Task statement =
Reproduce the entries in full, with no changes.

Information provided =
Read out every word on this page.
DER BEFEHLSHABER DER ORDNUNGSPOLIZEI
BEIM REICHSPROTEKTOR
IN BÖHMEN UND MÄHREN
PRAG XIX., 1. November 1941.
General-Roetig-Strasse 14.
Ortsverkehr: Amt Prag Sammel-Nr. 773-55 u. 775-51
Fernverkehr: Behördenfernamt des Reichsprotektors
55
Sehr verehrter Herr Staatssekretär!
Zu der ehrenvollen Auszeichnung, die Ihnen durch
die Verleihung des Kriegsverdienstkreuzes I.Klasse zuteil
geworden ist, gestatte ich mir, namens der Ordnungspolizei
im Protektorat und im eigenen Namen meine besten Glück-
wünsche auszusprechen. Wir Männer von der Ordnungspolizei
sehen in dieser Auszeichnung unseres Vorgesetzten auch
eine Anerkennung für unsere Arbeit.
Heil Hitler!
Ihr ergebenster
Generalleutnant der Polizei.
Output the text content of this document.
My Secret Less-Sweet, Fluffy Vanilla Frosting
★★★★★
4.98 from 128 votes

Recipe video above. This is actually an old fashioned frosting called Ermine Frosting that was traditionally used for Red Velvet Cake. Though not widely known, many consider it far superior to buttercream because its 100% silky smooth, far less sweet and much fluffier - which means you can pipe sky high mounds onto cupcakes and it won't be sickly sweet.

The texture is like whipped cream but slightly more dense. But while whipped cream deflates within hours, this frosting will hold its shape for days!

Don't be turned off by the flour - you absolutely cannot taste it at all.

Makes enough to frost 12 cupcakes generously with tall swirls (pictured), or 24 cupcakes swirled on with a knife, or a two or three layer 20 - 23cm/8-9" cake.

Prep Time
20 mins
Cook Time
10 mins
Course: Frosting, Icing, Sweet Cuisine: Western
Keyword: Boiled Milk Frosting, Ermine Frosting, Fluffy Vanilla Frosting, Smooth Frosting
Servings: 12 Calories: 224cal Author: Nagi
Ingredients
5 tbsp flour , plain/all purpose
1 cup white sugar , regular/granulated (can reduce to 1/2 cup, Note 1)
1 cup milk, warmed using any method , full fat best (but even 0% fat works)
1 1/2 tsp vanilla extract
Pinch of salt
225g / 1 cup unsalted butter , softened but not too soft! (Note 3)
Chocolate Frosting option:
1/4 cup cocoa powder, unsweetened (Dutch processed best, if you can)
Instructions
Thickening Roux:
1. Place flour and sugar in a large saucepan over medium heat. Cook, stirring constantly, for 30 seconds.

The output =
Read out every word on this page.
DER BEFEHLSHABER DER ORDNUNGSPOLIZEI
BEIM REICHSPROTEKTOR
IN BÖHMEN UND MÄHREN
PRAG XIX., 1. November 1941.
General-Roetig-Strasse 14.
Ortsverkehr: Amt Prag Sammel-Nr. 773-55 u. 775-51
Fernverkehr: Behördenfernamt des Reichsprotektors
55
Sehr verehrter Herr Staatssekretär!
Zu der ehrenvollen Auszeichnung, die Ihnen durch
die Verleihung des Kriegsverdienstkreuzes I.Klasse zuteil
geworden ist, gestatte ich mir, namens der Ordnungspolizei
im Protektorat und im eigenen Namen meine besten Glück-
wünsche auszusprechen. Wir Männer von der Ordnungspolizei
sehen in dieser Auszeichnung unseres Vorgesetzten auch
eine Anerkennung für unsere Arbeit.
Heil Hitler!
Ihr ergebenster
Generalleutnant der Polizei.
Output the text content of this document.
My Secret Less-Sweet, Fluffy Vanilla Frosting
★★★★★
4.98 from 128 votes

Recipe video above. This is actually an old fashioned frosting called Ermine Frosting that was traditionally used for Red Velvet Cake. Though not widely known, many consider it far superior to buttercream because its 100% silky smooth, far less sweet and much fluffier - which means you can pipe sky high mounds onto cupcakes and it won't be sickly sweet.

The texture is like whipped cream but slightly more dense. But while whipped cream deflates within hours, this frosting will hold its shape for days!

Don't be turned off by the flour - you absolutely cannot taste it at all.

Makes enough to frost 12 cupcakes generously with tall swirls (pictured), or 24 cupcakes swirled on with a knife, or a two or three layer 20 - 23cm/8-9" cake.

Prep Time
20 mins
Cook Time
10 mins
Course: Frosting, Icing, Sweet Cuisine: Western
Keyword: Boiled Milk Frosting, Ermine Frosting, Fluffy Vanilla Frosting, Smooth Frosting
Servings: 12 Calories: 224cal Author: Nagi
Ingredients
5 tbsp flour , plain/all purpose
1 cup white sugar , regular/granulated (can reduce to 1/2 cup, Note 1)
1 cup milk, warmed using any method , full fat best (but even 0% fat works)
1 1/2 tsp vanilla extract
Pinch of salt
225g / 1 cup unsalted butter , softened but not too soft! (Note 3)
Chocolate Frosting option:
1/4 cup cocoa powder, unsweetened (Dutch processed best, if you can)
Instructions
Thickening Roux:
1. Place flour and sugar in a large saucepan over medium heat. Cook, stirring constantly, for 30 seconds.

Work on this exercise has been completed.